SUPPLIED MATERIAL
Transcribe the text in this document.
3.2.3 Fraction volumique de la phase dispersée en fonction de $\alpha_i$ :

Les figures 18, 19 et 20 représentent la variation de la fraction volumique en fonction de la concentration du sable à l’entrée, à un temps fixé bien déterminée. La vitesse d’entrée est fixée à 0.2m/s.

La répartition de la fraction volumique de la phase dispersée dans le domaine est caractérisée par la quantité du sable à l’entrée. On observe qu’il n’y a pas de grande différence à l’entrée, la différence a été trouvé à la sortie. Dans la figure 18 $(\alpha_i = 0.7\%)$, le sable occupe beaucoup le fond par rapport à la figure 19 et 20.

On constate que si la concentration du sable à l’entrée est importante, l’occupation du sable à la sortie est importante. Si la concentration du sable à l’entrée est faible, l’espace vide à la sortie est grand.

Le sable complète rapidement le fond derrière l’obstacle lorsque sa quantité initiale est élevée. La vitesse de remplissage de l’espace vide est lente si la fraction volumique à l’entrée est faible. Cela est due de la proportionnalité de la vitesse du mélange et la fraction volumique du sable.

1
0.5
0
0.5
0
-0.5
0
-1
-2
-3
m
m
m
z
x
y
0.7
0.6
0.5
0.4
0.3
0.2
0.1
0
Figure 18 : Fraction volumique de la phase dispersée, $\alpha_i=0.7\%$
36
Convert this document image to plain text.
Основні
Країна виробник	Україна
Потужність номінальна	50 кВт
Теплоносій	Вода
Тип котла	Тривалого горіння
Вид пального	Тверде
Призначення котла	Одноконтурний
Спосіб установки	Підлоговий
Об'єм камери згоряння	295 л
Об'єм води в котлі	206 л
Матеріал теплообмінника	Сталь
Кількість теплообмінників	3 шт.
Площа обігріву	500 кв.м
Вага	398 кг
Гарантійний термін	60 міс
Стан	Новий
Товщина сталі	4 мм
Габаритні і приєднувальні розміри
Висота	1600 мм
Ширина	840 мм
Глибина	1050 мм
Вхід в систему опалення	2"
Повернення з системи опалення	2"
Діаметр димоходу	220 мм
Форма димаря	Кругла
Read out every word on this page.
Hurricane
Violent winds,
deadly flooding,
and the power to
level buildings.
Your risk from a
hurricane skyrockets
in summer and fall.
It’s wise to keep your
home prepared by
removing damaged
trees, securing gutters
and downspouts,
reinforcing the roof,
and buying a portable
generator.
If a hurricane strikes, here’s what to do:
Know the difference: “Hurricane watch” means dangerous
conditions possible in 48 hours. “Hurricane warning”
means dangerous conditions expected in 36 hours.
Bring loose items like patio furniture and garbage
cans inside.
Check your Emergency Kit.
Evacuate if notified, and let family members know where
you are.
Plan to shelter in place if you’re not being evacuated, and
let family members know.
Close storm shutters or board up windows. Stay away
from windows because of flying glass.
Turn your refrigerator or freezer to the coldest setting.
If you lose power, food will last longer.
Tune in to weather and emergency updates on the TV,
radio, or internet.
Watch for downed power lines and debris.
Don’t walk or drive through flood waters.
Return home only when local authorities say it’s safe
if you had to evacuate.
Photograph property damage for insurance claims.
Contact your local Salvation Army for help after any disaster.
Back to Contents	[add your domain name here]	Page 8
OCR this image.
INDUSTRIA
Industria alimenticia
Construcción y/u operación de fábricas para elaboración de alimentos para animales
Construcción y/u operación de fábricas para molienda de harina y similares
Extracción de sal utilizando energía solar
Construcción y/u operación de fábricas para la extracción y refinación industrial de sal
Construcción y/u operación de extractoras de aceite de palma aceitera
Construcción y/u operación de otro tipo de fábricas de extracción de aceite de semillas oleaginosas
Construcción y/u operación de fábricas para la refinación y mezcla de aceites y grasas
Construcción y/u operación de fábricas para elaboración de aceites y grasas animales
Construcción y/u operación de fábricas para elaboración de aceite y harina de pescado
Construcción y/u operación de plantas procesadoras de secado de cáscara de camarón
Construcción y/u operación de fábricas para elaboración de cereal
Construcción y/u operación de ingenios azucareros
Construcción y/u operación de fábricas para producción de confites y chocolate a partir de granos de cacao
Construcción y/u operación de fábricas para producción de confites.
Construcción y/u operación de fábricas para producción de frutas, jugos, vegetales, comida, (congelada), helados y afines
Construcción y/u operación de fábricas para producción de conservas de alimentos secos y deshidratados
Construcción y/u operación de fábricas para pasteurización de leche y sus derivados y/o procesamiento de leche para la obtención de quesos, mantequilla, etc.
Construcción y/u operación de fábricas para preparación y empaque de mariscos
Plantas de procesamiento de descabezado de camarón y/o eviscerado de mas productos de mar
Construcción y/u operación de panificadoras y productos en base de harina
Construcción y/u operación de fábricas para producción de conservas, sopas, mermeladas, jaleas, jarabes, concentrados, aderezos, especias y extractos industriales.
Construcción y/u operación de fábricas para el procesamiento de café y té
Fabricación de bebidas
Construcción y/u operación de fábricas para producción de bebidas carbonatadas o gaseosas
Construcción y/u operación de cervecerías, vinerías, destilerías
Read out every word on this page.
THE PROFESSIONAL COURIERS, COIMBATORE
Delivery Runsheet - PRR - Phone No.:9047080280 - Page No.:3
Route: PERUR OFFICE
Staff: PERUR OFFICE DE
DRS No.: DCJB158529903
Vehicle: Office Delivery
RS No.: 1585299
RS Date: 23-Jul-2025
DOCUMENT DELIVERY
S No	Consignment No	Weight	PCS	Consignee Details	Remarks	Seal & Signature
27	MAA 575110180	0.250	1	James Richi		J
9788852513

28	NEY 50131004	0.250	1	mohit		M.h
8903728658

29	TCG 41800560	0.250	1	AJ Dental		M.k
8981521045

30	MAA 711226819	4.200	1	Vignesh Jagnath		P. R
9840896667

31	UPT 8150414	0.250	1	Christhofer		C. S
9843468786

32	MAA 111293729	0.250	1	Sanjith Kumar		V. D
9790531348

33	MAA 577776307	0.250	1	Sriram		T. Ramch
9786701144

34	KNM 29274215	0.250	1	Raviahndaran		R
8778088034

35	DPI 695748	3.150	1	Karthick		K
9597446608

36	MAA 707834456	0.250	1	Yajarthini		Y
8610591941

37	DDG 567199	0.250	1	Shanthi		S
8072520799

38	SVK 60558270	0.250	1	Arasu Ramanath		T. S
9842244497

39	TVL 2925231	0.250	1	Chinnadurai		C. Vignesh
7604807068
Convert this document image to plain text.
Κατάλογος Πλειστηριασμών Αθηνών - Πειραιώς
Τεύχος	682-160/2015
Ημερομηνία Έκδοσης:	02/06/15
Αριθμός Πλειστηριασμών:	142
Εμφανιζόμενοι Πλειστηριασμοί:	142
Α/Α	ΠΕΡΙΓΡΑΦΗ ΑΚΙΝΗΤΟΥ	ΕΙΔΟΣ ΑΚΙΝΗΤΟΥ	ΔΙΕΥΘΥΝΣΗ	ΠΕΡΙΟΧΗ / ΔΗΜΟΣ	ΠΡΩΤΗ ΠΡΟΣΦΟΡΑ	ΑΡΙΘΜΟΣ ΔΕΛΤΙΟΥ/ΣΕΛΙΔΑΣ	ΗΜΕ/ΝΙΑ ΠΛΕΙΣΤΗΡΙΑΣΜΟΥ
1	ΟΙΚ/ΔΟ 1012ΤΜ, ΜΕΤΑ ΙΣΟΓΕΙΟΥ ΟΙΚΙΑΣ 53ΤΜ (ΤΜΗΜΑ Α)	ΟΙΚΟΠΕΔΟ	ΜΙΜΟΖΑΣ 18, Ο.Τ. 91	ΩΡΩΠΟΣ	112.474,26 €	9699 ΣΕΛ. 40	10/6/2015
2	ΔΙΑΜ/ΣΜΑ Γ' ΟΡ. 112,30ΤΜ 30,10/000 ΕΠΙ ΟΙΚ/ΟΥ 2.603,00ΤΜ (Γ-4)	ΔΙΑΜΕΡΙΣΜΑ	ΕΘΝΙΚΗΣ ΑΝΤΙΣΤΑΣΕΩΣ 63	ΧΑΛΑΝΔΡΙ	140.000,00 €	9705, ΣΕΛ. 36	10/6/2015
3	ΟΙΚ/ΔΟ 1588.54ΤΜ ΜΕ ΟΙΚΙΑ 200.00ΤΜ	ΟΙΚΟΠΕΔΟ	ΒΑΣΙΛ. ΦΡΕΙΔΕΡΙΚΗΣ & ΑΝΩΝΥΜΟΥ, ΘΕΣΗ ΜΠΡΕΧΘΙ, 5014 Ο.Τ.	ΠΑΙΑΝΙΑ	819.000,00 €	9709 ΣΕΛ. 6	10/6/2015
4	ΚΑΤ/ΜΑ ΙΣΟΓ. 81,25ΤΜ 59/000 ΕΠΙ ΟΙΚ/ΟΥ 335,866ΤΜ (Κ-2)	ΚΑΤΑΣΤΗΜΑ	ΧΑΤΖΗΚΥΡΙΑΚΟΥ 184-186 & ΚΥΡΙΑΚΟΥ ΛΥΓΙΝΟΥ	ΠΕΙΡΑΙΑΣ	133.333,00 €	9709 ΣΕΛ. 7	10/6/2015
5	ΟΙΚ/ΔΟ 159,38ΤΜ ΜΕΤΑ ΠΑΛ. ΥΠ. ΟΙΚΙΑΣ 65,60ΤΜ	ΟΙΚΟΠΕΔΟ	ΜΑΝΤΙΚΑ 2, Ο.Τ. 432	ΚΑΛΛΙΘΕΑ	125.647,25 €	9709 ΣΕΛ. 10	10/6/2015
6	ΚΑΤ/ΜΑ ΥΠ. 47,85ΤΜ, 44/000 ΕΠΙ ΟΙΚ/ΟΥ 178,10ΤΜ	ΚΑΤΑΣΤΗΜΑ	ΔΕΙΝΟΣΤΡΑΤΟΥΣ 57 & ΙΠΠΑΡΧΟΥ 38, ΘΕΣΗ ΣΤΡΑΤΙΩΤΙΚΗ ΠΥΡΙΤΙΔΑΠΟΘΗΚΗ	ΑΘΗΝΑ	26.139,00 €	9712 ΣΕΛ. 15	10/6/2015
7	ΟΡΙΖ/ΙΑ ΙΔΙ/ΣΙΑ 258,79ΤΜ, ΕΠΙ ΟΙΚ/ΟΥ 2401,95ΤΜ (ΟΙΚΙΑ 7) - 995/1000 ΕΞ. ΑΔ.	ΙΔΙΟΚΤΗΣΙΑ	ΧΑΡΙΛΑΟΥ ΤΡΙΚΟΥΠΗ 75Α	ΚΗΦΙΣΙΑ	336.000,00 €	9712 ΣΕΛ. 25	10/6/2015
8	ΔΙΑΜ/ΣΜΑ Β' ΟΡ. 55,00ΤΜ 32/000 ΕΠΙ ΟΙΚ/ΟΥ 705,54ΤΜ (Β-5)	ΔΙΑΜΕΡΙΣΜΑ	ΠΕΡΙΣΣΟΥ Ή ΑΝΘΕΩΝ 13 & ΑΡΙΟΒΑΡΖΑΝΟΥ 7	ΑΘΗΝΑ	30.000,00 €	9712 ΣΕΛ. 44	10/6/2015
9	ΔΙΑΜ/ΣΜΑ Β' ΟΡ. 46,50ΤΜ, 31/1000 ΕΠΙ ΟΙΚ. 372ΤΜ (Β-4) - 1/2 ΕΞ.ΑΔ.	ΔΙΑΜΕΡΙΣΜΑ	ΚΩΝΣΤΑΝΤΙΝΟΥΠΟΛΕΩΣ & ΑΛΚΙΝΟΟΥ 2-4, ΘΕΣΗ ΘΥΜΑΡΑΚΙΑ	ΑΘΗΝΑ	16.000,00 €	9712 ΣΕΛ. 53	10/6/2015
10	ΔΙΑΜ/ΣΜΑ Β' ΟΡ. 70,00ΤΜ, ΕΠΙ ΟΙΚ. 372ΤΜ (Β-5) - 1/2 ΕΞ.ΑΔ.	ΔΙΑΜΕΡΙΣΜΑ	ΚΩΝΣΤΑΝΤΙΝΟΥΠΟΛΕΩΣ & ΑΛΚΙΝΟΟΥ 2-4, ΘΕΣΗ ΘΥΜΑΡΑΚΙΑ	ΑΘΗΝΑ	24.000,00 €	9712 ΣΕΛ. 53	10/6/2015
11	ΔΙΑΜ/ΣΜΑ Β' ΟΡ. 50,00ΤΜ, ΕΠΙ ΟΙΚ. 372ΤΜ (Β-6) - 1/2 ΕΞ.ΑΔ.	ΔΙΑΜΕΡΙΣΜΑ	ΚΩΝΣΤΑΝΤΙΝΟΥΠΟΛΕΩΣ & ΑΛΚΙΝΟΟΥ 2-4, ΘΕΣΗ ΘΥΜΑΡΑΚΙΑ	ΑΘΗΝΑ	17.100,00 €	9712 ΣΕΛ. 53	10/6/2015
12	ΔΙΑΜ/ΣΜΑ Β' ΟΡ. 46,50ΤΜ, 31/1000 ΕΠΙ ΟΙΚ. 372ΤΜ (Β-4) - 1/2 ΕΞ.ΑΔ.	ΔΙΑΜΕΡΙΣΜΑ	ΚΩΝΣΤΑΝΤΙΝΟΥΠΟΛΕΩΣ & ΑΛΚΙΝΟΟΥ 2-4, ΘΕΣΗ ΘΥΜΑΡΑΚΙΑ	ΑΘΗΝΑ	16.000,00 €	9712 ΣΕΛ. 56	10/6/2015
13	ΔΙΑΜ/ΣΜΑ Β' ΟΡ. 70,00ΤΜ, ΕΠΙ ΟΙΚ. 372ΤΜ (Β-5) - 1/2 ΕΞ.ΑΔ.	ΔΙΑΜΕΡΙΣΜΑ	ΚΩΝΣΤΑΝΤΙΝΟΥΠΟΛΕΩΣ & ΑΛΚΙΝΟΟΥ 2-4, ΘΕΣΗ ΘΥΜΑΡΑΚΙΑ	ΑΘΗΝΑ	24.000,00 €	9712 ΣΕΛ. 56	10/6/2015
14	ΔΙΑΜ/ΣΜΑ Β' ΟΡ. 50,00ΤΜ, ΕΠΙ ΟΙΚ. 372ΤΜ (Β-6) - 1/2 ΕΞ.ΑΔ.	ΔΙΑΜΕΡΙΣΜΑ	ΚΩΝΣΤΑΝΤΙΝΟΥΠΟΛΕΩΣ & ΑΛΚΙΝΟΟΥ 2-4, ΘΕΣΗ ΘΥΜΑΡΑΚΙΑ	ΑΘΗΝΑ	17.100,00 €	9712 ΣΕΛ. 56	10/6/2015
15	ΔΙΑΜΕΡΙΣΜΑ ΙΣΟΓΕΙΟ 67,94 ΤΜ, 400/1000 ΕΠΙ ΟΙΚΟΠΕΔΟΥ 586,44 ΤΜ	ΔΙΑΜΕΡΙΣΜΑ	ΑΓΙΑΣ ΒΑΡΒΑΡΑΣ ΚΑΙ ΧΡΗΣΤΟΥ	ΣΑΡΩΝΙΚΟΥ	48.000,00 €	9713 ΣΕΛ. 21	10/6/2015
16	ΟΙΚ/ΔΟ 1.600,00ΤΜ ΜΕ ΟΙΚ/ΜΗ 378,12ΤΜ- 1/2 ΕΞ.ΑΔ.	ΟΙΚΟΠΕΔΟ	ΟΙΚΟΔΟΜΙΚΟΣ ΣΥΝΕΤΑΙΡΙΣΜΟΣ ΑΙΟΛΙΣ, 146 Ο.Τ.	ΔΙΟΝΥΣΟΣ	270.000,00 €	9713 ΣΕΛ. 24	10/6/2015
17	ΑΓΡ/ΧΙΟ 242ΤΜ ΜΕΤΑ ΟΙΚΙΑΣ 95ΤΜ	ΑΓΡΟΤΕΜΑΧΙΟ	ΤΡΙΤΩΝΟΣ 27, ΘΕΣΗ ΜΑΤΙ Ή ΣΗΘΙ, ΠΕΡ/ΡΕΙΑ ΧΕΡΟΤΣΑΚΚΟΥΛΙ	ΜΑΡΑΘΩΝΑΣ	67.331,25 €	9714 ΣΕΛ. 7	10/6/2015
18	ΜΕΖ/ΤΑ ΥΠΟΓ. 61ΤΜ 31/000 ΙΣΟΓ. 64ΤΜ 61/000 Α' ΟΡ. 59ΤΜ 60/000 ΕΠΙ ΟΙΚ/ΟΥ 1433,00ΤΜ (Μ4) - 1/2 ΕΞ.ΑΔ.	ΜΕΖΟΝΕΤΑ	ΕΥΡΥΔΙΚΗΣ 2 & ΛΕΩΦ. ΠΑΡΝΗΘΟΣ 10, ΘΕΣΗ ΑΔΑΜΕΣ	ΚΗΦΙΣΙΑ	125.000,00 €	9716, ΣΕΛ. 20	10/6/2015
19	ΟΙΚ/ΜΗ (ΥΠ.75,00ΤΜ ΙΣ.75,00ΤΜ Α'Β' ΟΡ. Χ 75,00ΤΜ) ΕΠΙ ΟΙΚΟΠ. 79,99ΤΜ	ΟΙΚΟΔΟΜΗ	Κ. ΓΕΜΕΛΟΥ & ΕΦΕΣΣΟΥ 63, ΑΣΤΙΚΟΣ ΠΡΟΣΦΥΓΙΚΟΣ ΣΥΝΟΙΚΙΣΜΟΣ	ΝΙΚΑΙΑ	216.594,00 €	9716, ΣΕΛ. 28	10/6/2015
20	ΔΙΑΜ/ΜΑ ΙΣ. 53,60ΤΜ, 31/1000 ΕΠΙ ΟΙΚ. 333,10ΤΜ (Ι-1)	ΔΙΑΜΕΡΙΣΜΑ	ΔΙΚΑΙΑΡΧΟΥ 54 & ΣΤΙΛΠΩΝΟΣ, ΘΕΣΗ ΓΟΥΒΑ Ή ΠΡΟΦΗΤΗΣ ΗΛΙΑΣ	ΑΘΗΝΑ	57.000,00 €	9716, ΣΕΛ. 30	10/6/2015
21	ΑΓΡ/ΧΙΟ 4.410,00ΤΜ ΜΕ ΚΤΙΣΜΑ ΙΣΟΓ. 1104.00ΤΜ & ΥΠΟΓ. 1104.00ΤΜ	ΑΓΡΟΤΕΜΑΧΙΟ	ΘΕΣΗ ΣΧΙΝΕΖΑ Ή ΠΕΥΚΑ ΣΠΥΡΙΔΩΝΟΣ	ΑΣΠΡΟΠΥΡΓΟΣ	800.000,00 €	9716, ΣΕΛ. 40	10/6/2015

THE REQUEST
For the data above, state only how many lines include the word "faible".

WRITTEN ANSWER
2